Dataset records:

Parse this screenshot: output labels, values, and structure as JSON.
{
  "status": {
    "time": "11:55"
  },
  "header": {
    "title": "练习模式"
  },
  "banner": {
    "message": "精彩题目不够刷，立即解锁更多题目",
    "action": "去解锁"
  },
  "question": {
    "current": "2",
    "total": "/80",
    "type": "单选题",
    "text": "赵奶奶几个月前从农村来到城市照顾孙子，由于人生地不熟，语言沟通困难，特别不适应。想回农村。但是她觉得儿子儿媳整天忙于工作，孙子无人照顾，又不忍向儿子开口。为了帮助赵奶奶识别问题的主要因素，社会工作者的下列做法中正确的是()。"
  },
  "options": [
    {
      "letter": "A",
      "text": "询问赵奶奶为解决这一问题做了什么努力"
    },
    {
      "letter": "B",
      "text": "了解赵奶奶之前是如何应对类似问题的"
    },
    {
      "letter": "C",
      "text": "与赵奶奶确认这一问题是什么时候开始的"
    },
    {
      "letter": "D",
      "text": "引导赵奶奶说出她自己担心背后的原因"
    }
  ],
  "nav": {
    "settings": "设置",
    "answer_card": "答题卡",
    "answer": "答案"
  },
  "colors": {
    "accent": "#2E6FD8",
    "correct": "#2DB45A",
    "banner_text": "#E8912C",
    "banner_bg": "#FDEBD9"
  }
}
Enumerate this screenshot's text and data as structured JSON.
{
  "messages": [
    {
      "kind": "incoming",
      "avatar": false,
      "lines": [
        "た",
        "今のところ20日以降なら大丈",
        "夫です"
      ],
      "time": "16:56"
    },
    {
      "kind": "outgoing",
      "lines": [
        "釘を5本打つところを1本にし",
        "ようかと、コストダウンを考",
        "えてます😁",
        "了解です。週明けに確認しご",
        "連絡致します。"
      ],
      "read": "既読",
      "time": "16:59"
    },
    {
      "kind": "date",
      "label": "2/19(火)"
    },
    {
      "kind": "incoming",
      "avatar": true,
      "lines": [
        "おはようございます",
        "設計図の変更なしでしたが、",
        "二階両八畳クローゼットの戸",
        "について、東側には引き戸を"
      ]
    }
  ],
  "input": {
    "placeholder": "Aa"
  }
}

==

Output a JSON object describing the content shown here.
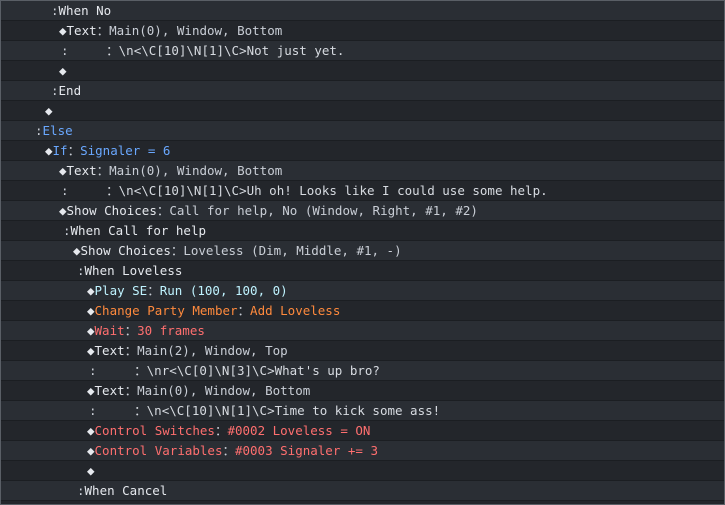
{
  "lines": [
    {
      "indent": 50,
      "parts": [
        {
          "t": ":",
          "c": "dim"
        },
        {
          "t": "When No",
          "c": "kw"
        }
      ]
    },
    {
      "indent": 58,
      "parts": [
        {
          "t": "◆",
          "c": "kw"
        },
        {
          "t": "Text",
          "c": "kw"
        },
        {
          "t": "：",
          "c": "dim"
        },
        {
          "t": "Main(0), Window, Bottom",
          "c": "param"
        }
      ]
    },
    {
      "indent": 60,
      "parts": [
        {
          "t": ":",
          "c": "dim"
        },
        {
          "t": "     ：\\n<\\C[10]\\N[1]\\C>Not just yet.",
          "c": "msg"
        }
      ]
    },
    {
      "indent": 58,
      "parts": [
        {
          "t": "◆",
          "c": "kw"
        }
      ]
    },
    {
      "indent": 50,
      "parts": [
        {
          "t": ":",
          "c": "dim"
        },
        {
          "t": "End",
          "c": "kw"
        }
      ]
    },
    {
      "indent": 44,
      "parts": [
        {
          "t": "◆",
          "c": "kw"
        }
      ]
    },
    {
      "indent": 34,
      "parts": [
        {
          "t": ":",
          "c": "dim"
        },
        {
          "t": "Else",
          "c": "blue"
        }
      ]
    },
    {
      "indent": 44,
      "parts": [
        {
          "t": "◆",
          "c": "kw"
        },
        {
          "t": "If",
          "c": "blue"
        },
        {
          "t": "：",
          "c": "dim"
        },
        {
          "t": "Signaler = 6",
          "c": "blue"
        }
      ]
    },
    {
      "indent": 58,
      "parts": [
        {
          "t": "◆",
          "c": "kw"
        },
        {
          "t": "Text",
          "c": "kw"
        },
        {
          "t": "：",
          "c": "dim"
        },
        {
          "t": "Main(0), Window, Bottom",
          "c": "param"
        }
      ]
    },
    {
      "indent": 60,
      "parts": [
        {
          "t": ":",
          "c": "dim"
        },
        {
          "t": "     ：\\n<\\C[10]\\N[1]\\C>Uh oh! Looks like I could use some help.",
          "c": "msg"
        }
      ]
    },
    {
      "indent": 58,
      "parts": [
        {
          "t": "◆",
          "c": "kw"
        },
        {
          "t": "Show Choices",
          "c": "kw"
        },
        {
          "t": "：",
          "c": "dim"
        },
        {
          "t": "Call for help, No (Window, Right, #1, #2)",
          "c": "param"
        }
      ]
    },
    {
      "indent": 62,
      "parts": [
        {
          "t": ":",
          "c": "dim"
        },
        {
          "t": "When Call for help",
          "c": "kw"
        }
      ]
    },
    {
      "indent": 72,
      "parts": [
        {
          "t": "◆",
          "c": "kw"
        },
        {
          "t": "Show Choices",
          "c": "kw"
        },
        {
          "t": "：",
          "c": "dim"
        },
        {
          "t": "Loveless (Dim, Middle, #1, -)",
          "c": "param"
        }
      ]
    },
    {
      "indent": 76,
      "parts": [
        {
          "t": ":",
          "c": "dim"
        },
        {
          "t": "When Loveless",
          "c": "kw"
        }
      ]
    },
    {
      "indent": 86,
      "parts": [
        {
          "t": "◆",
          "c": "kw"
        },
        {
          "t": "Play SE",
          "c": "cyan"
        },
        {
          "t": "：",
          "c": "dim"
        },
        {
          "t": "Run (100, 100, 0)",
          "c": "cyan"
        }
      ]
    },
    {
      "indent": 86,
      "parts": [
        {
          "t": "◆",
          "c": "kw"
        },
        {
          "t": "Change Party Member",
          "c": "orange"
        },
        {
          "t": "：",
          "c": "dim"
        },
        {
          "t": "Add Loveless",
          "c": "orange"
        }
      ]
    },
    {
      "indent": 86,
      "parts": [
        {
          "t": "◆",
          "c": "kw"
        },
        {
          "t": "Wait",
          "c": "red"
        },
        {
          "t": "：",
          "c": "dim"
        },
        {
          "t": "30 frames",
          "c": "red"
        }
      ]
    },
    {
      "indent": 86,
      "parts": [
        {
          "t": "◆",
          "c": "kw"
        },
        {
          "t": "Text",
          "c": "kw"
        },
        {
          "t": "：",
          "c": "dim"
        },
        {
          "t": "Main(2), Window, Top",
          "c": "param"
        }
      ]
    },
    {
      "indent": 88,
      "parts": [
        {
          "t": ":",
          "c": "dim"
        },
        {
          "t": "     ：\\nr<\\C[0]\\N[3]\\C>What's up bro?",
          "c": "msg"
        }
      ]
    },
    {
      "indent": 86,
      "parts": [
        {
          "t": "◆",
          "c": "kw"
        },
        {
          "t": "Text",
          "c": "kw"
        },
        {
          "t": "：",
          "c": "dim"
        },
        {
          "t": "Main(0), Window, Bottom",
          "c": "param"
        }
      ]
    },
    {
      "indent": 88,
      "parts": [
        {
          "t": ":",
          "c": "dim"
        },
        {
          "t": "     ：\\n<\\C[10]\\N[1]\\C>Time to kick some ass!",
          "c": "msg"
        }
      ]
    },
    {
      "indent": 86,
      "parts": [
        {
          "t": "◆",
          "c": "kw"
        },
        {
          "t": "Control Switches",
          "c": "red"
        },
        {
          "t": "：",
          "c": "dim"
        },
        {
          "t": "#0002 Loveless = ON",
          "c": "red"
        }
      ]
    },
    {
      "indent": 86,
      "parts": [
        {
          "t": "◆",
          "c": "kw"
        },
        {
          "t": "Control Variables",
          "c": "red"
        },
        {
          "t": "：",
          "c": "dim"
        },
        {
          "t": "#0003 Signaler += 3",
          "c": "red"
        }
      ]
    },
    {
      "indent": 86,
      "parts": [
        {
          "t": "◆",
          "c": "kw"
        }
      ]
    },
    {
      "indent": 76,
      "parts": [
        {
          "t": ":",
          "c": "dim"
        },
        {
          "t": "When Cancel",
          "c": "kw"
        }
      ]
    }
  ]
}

...

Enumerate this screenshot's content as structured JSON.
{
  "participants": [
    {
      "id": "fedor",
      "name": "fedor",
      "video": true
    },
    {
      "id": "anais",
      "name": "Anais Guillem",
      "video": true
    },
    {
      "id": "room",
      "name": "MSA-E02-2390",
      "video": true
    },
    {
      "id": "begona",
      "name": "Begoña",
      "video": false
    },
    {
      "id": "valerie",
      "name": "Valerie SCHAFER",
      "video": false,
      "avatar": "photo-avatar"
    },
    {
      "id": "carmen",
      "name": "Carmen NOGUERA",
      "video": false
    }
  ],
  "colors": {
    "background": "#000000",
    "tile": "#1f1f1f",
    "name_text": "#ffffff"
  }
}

Required work: Report only how many lines of the listing hold the word "structured".

Full answer: 2